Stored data
○ ○ ○ ○

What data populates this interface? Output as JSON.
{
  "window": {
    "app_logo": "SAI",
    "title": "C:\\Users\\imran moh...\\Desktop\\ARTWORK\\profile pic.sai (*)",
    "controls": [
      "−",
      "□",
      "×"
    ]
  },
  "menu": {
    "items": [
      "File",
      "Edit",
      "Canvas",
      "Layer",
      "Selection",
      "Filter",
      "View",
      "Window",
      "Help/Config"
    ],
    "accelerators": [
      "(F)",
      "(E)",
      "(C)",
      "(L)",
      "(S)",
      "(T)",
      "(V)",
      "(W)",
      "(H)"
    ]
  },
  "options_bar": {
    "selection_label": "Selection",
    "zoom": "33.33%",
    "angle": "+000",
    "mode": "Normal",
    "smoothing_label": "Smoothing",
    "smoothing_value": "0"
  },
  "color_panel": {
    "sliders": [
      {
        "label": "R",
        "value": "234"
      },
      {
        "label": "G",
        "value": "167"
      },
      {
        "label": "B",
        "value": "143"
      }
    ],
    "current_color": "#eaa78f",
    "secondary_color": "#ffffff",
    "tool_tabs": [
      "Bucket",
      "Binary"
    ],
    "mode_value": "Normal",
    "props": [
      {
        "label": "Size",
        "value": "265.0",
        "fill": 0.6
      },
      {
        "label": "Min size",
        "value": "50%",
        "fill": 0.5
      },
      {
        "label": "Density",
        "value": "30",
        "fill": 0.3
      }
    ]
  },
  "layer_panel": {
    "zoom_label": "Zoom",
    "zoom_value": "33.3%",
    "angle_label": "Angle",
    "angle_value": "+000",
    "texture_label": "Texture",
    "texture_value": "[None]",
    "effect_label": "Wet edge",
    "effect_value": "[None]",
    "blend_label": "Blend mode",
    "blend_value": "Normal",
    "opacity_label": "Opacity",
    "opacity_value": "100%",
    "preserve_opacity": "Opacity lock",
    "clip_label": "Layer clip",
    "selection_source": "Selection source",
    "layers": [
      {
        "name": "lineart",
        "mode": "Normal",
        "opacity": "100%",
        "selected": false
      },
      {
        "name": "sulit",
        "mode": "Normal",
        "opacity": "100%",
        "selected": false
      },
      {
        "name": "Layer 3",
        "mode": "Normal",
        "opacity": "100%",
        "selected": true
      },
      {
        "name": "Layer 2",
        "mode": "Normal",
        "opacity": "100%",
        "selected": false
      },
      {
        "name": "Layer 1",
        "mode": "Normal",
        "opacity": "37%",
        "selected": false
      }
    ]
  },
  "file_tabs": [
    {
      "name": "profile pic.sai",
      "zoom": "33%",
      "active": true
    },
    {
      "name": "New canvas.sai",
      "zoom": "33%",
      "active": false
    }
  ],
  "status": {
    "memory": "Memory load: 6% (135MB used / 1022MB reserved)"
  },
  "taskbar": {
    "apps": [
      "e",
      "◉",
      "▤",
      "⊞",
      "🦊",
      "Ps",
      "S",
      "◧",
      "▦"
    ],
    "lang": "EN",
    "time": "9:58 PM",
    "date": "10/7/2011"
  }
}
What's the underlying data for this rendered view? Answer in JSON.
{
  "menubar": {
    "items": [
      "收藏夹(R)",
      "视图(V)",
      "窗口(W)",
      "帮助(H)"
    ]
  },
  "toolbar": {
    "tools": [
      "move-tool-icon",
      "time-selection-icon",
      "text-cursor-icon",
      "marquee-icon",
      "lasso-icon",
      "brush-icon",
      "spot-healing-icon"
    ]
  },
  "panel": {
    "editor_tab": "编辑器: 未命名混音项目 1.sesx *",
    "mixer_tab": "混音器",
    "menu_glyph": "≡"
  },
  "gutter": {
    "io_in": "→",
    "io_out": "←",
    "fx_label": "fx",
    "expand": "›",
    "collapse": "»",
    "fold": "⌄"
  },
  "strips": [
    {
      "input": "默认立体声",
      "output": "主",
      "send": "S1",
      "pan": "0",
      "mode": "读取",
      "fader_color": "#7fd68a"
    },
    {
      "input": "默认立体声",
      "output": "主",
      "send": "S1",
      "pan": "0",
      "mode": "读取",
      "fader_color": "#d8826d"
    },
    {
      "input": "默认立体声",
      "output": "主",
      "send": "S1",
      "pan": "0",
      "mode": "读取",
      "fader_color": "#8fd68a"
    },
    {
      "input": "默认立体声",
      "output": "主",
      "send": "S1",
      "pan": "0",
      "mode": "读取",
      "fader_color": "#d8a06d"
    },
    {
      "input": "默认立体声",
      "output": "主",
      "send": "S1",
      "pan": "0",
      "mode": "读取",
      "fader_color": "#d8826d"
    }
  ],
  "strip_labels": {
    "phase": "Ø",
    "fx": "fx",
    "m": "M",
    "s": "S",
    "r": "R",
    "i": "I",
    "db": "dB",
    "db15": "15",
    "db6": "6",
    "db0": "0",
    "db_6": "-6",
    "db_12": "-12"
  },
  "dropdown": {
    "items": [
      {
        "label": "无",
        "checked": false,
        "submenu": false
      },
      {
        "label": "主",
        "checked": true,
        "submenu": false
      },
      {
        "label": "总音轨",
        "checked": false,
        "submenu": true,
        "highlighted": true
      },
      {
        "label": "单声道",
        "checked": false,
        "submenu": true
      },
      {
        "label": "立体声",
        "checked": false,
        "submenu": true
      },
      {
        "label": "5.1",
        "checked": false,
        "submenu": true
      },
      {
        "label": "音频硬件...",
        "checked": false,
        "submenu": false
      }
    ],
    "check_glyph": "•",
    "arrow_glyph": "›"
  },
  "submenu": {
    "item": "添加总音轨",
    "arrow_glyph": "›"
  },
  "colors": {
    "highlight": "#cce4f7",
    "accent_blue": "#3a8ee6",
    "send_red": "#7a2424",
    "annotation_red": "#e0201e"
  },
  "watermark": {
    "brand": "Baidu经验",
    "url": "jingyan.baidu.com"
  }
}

○ ○ ○ ○

### Task
From the entries above, select each line containing the string "JSON".

### Solved exercise
What data populates this interface? Output as JSON.
What's the underlying data for this rendered view? Answer in JSON.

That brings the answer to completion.